## SHORT PROBLEM:
State the number of lines that contain "explosifs", with no other text.

═════ INFORMATION SUPPLIED ═════

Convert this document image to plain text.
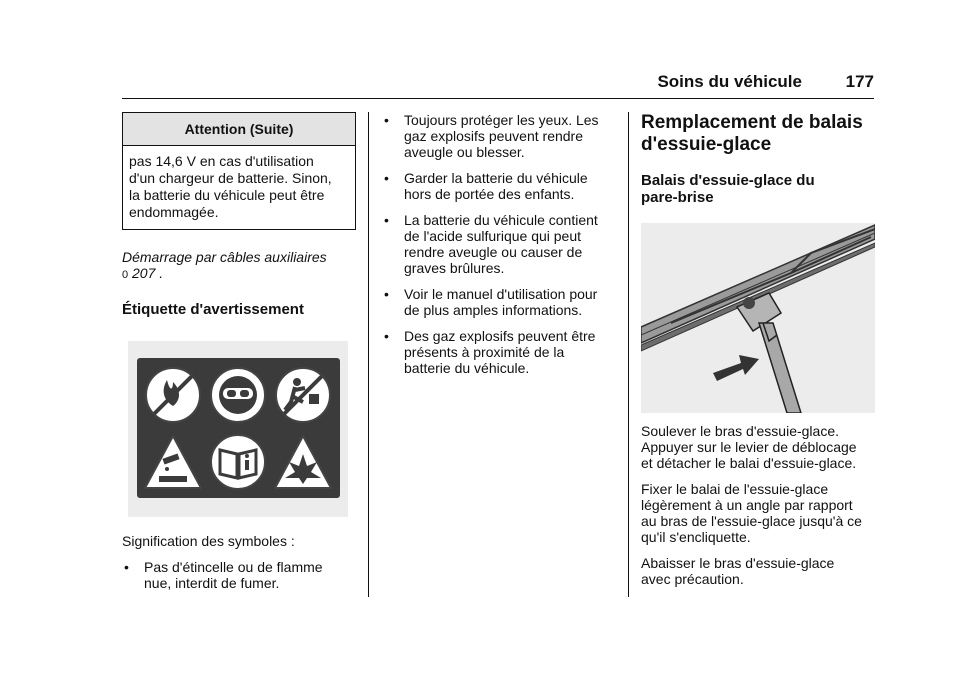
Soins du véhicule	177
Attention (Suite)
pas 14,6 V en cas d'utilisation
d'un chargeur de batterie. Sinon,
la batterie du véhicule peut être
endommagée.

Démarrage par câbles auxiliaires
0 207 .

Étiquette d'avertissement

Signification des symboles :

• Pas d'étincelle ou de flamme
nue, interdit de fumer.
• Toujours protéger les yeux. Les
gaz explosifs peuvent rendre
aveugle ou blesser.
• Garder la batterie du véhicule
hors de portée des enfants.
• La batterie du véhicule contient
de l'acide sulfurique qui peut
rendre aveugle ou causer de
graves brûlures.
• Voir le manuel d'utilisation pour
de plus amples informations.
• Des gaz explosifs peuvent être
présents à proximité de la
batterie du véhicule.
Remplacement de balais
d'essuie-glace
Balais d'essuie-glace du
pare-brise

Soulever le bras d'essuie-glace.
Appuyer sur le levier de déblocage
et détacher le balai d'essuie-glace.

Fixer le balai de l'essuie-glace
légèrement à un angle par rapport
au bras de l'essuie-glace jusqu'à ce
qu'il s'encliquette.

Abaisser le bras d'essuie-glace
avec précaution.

═════
═════ INFORMATION SUPPLIED ═════

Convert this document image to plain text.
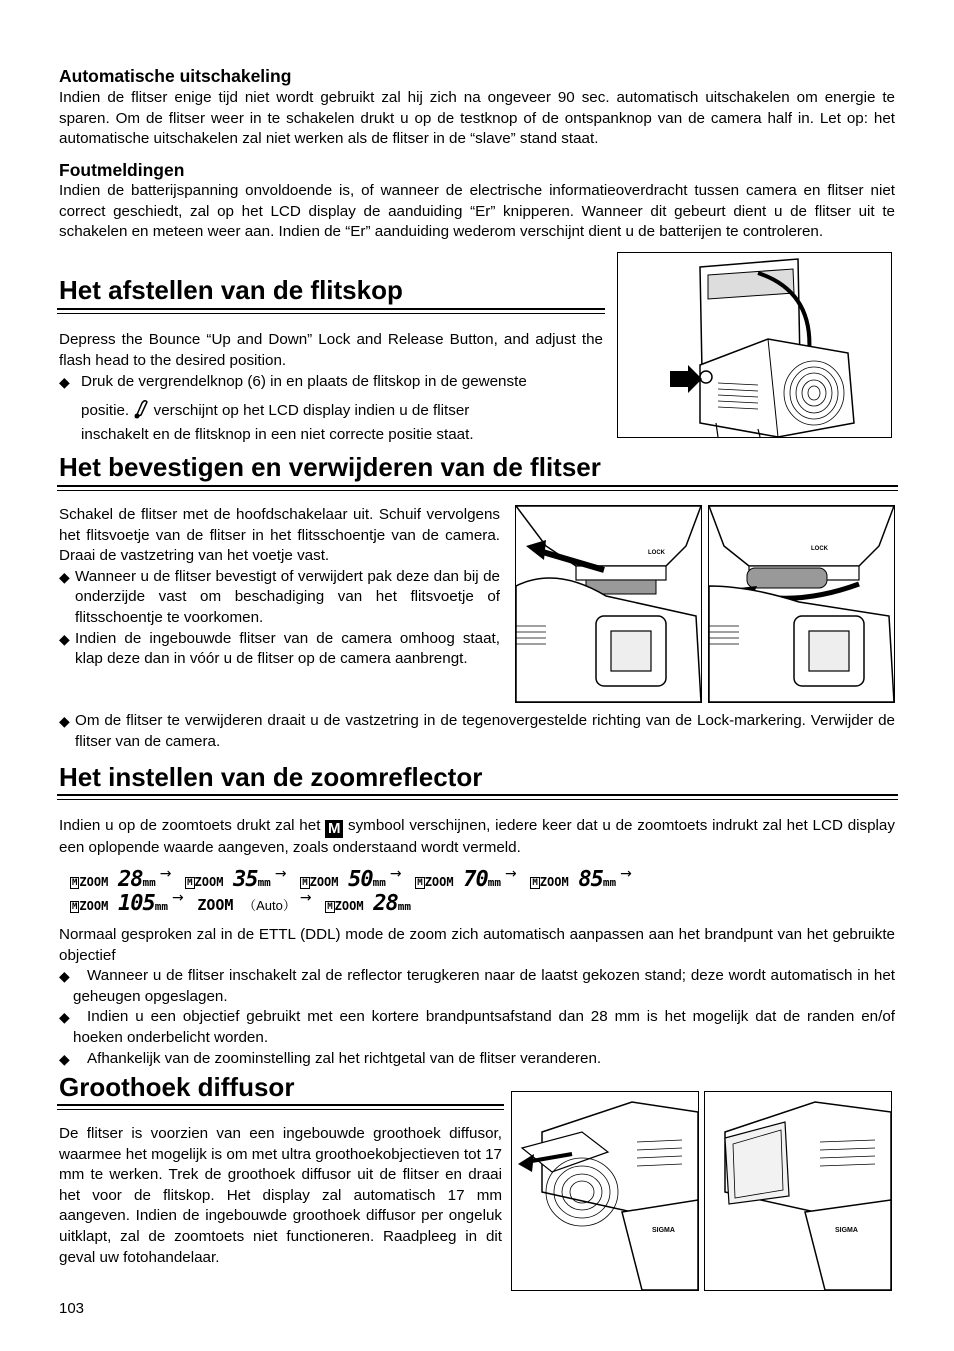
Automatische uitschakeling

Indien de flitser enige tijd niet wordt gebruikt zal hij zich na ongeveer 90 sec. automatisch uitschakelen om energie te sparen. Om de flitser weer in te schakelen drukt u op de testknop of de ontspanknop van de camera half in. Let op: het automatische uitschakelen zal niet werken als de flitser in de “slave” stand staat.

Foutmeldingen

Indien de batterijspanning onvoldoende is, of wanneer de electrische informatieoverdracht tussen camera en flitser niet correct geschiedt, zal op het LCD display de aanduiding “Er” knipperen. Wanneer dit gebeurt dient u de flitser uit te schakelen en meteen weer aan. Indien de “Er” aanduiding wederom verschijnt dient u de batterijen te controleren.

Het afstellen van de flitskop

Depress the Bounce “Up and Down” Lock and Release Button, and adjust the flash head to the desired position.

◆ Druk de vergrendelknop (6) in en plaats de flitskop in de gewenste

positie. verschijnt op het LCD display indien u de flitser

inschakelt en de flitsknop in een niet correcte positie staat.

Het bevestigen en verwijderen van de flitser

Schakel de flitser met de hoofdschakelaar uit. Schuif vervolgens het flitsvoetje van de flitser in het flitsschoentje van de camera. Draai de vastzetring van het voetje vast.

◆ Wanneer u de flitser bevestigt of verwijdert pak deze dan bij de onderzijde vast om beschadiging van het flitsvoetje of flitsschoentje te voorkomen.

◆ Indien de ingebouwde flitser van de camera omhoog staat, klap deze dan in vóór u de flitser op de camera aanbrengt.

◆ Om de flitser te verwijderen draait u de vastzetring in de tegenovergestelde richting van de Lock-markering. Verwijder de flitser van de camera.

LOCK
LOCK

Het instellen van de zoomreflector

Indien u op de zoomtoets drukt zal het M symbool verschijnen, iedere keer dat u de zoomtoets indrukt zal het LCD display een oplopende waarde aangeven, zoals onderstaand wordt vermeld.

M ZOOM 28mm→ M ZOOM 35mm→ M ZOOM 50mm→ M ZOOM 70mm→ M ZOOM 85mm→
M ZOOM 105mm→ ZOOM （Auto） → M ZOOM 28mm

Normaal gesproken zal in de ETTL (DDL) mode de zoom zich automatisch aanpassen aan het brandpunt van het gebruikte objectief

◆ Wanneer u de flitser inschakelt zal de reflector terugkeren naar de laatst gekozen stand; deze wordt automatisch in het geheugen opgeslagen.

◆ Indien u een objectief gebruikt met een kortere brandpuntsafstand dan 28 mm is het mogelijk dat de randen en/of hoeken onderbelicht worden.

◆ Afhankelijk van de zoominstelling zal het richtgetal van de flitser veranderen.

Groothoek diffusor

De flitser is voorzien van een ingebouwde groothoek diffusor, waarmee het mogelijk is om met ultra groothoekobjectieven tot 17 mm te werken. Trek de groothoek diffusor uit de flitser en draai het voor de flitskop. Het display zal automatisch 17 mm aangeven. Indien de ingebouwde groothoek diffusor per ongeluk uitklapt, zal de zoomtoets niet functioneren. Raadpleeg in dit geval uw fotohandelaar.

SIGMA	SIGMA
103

═════

## RESPONSE BELOW:
2